# WHAT TO PRODUCE
Take every line that has the string "title" and copy it out.

───

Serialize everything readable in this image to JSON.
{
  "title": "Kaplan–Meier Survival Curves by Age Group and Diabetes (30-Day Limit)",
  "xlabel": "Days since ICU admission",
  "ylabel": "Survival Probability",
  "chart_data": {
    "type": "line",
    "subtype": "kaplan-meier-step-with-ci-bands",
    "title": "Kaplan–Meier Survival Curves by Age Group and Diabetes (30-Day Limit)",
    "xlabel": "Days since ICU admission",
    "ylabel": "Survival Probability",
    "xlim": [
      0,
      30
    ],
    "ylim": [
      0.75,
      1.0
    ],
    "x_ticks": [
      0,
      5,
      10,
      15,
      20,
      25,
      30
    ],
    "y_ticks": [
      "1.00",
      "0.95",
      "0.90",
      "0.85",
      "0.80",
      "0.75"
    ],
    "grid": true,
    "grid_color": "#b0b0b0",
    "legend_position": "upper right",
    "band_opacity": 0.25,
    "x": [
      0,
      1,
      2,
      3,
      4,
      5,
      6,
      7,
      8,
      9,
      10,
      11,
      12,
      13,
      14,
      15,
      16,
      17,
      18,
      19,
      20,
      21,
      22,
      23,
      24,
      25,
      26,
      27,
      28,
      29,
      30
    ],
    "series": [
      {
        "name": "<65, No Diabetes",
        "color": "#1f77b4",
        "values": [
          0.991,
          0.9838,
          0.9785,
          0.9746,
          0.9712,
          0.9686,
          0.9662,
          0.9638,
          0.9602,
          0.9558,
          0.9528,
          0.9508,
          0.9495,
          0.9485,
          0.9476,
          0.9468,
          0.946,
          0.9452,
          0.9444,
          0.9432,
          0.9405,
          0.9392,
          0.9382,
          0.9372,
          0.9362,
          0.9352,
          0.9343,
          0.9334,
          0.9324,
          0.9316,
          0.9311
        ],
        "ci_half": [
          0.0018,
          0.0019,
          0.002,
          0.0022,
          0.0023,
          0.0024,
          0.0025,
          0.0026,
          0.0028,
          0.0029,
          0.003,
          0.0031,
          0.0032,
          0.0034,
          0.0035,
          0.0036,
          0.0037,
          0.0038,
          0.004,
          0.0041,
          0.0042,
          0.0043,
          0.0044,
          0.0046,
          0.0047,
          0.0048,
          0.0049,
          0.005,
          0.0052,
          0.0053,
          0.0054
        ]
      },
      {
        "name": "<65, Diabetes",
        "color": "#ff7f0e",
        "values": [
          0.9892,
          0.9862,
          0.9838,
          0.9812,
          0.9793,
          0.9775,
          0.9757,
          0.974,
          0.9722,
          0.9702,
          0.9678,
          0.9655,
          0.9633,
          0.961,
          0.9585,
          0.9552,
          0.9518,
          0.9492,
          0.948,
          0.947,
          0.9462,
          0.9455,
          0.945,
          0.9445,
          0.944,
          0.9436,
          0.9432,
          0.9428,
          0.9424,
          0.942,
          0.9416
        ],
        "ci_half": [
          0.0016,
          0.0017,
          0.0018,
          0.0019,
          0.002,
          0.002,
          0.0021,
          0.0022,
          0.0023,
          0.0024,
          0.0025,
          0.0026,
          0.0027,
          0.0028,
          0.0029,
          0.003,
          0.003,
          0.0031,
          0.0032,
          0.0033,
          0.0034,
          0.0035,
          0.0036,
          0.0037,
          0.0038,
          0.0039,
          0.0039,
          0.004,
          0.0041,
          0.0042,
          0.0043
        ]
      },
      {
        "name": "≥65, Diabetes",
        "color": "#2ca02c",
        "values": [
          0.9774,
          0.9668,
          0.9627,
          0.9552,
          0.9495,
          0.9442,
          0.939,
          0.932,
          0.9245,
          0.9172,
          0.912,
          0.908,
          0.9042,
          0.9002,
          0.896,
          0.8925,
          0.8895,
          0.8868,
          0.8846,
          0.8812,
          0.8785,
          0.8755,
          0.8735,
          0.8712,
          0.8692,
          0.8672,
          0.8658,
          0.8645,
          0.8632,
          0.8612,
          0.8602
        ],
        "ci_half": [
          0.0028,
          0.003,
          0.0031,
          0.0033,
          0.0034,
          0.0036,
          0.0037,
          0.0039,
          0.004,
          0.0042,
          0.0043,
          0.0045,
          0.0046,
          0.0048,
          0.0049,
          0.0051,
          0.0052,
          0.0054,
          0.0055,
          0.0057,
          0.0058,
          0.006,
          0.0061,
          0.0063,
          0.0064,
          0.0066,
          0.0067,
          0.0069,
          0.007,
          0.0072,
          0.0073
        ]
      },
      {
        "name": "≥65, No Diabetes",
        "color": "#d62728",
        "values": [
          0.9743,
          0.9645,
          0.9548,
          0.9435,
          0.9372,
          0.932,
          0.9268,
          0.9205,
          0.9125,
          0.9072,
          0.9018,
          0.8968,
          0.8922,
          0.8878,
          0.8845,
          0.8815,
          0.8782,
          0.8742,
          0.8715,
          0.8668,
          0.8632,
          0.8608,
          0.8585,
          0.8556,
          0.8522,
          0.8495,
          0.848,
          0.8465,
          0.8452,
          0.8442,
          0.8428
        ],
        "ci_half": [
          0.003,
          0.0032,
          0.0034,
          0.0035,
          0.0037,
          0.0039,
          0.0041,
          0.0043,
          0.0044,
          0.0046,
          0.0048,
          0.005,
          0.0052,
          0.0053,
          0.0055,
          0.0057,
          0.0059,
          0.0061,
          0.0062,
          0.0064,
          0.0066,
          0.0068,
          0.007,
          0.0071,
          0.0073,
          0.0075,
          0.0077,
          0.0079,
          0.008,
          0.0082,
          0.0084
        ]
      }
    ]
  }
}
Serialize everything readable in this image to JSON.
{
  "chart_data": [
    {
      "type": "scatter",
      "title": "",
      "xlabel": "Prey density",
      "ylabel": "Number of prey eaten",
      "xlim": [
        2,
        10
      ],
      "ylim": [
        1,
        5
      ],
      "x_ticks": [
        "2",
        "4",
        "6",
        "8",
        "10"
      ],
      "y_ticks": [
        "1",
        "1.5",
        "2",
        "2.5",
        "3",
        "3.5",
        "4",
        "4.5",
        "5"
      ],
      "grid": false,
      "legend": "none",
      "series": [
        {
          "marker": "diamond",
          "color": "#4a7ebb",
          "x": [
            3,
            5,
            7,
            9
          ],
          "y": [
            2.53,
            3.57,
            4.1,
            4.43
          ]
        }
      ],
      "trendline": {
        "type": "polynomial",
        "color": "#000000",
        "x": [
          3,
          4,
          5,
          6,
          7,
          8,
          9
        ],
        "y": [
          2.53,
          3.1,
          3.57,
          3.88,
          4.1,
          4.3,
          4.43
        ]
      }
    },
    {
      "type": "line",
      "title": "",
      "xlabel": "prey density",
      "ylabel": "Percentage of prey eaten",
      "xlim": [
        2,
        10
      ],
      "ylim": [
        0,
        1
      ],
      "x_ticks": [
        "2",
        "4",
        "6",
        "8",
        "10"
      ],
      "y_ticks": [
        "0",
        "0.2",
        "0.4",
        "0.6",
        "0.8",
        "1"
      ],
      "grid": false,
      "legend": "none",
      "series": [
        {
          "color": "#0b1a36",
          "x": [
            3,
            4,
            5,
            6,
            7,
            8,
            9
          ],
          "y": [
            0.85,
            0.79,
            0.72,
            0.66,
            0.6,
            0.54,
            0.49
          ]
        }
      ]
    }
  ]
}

───

# RESULT
  "title": "Kaplan–Meier Survival Curves by Age Group and Diabetes (30-Day Limit)",
    "title": "Kaplan–Meier Survival Curves by Age Group and Diabetes (30-Day Limit)",
      "title": "",
      "title": "",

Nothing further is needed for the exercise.